> _EXERCISE DIRECTIONS_:
Exclude the pictures, then copy all remaining records exactly.

> _Collected data entries_:

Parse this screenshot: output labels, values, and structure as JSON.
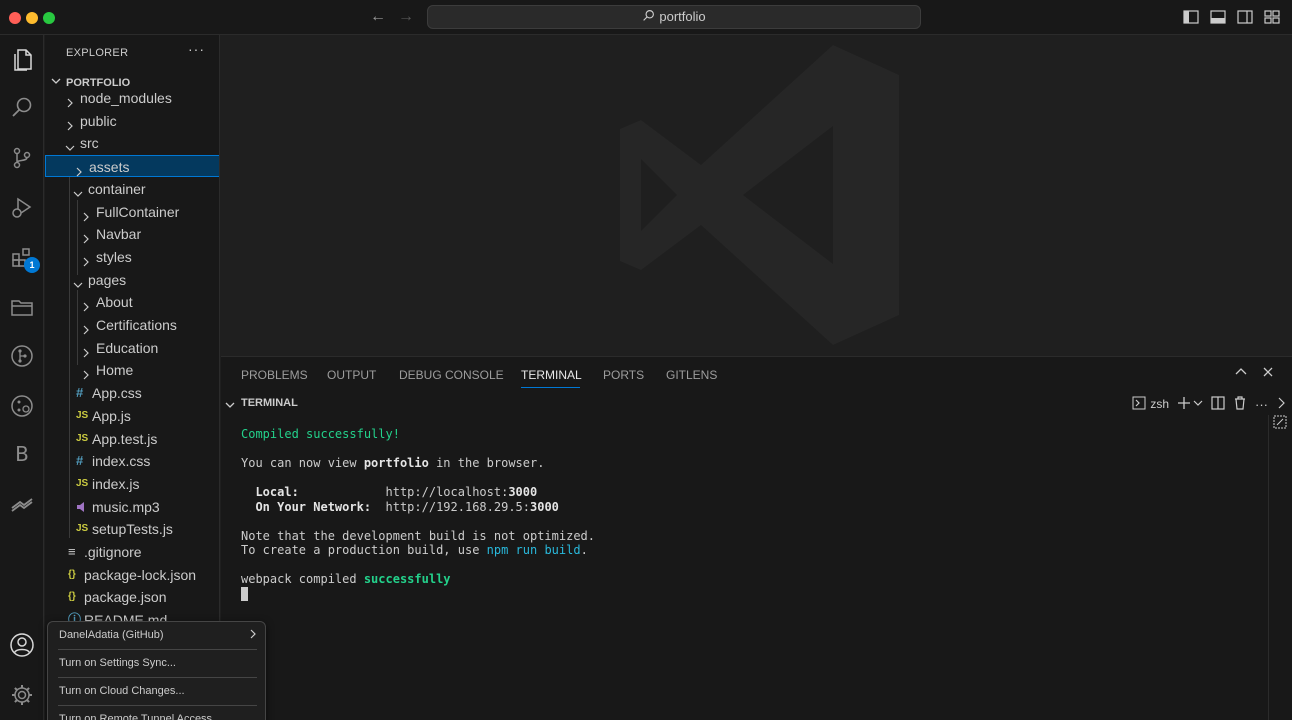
{
  "titlebar": {
    "search_text": "portfolio"
  },
  "activity": {
    "extensions_badge": "1",
    "b_label": "B"
  },
  "explorer": {
    "title": "EXPLORER",
    "more": "···",
    "section": "PORTFOLIO",
    "items": [
      {
        "label": "node_modules",
        "type": "folder"
      },
      {
        "label": "public",
        "type": "folder"
      },
      {
        "label": "src",
        "type": "folder-open"
      },
      {
        "label": "assets",
        "type": "folder"
      },
      {
        "label": "container",
        "type": "folder-open"
      },
      {
        "label": "FullContainer",
        "type": "folder"
      },
      {
        "label": "Navbar",
        "type": "folder"
      },
      {
        "label": "styles",
        "type": "folder"
      },
      {
        "label": "pages",
        "type": "folder-open"
      },
      {
        "label": "About",
        "type": "folder"
      },
      {
        "label": "Certifications",
        "type": "folder"
      },
      {
        "label": "Education",
        "type": "folder"
      },
      {
        "label": "Home",
        "type": "folder"
      },
      {
        "label": "App.css",
        "type": "css",
        "icon": "#"
      },
      {
        "label": "App.js",
        "type": "js",
        "icon": "JS"
      },
      {
        "label": "App.test.js",
        "type": "js",
        "icon": "JS"
      },
      {
        "label": "index.css",
        "type": "css",
        "icon": "#"
      },
      {
        "label": "index.js",
        "type": "js",
        "icon": "JS"
      },
      {
        "label": "music.mp3",
        "type": "audio"
      },
      {
        "label": "setupTests.js",
        "type": "js",
        "icon": "JS"
      },
      {
        "label": ".gitignore",
        "type": "text",
        "icon": "≡"
      },
      {
        "label": "package-lock.json",
        "type": "json",
        "icon": "{}"
      },
      {
        "label": "package.json",
        "type": "json",
        "icon": "{}"
      },
      {
        "label": "README.md",
        "type": "info",
        "icon": "ⓘ"
      }
    ]
  },
  "panel": {
    "tabs": [
      "PROBLEMS",
      "OUTPUT",
      "DEBUG CONSOLE",
      "TERMINAL",
      "PORTS",
      "GITLENS"
    ],
    "active_tab": "TERMINAL",
    "terminal_title": "TERMINAL",
    "shell": "zsh"
  },
  "terminal": {
    "line1": "Compiled successfully!",
    "line2_a": "You can now view ",
    "line2_b": "portfolio",
    "line2_c": " in the browser.",
    "local_label": "  Local:",
    "local_url_a": "http://localhost:",
    "local_url_b": "3000",
    "network_label": "  On Your Network:",
    "network_url_a": "http://192.168.29.5:",
    "network_url_b": "3000",
    "note1": "Note that the development build is not optimized.",
    "note2_a": "To create a production build, use ",
    "note2_b": "npm run build",
    "note2_c": ".",
    "webpack_a": "webpack compiled ",
    "webpack_b": "successfully"
  },
  "accounts_menu": {
    "items": [
      "DanelAdatia (GitHub)",
      "Turn on Settings Sync...",
      "Turn on Cloud Changes...",
      "Turn on Remote Tunnel Access..."
    ]
  },
  "colors": {
    "accent": "#0078d4",
    "terminal_green": "#23d18b",
    "terminal_cyan": "#29b8db",
    "js_icon": "#cbcb41",
    "css_icon": "#519aba",
    "json_icon": "#cbcb41",
    "audio_icon": "#a074c4"
  }
}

> _RESULT OF THIS EXERCISE_:
Parse this screenshot: output labels, values, and structure as JSON.
{
  "titlebar": {
    "search_text": "portfolio"
  },
  "activity": {
    "extensions_badge": "1",
    "b_label": "B"
  },
  "explorer": {
    "title": "EXPLORER",
    "more": "···",
    "section": "PORTFOLIO",
    "items": [
      {
        "label": "node_modules",
        "type": "folder"
      },
      {
        "label": "public",
        "type": "folder"
      },
      {
        "label": "src",
        "type": "folder-open"
      },
      {
        "label": "assets",
        "type": "folder"
      },
      {
        "label": "container",
        "type": "folder-open"
      },
      {
        "label": "FullContainer",
        "type": "folder"
      },
      {
        "label": "Navbar",
        "type": "folder"
      },
      {
        "label": "styles",
        "type": "folder"
      },
      {
        "label": "pages",
        "type": "folder-open"
      },
      {
        "label": "About",
        "type": "folder"
      },
      {
        "label": "Certifications",
        "type": "folder"
      },
      {
        "label": "Education",
        "type": "folder"
      },
      {
        "label": "Home",
        "type": "folder"
      },
      {
        "label": "App.css",
        "type": "css",
        "icon": "#"
      },
      {
        "label": "App.js",
        "type": "js",
        "icon": "JS"
      },
      {
        "label": "App.test.js",
        "type": "js",
        "icon": "JS"
      },
      {
        "label": "index.css",
        "type": "css",
        "icon": "#"
      },
      {
        "label": "index.js",
        "type": "js",
        "icon": "JS"
      },
      {
        "label": "music.mp3",
        "type": "audio"
      },
      {
        "label": "setupTests.js",
        "type": "js",
        "icon": "JS"
      },
      {
        "label": ".gitignore",
        "type": "text",
        "icon": "≡"
      },
      {
        "label": "package-lock.json",
        "type": "json",
        "icon": "{}"
      },
      {
        "label": "package.json",
        "type": "json",
        "icon": "{}"
      },
      {
        "label": "README.md",
        "type": "info",
        "icon": "ⓘ"
      }
    ]
  },
  "panel": {
    "tabs": [
      "PROBLEMS",
      "OUTPUT",
      "DEBUG CONSOLE",
      "TERMINAL",
      "PORTS",
      "GITLENS"
    ],
    "active_tab": "TERMINAL",
    "terminal_title": "TERMINAL",
    "shell": "zsh"
  },
  "terminal": {
    "line1": "Compiled successfully!",
    "line2_a": "You can now view ",
    "line2_b": "portfolio",
    "line2_c": " in the browser.",
    "local_label": "  Local:",
    "local_url_a": "http://localhost:",
    "local_url_b": "3000",
    "network_label": "  On Your Network:",
    "network_url_a": "http://192.168.29.5:",
    "network_url_b": "3000",
    "note1": "Note that the development build is not optimized.",
    "note2_a": "To create a production build, use ",
    "note2_b": "npm run build",
    "note2_c": ".",
    "webpack_a": "webpack compiled ",
    "webpack_b": "successfully"
  },
  "accounts_menu": {
    "items": [
      "DanelAdatia (GitHub)",
      "Turn on Settings Sync...",
      "Turn on Cloud Changes...",
      "Turn on Remote Tunnel Access..."
    ]
  },
  "colors": {
    "accent": "#0078d4",
    "terminal_green": "#23d18b",
    "terminal_cyan": "#29b8db",
    "js_icon": "#cbcb41",
    "css_icon": "#519aba",
    "json_icon": "#cbcb41",
    "audio_icon": "#a074c4"
  }
}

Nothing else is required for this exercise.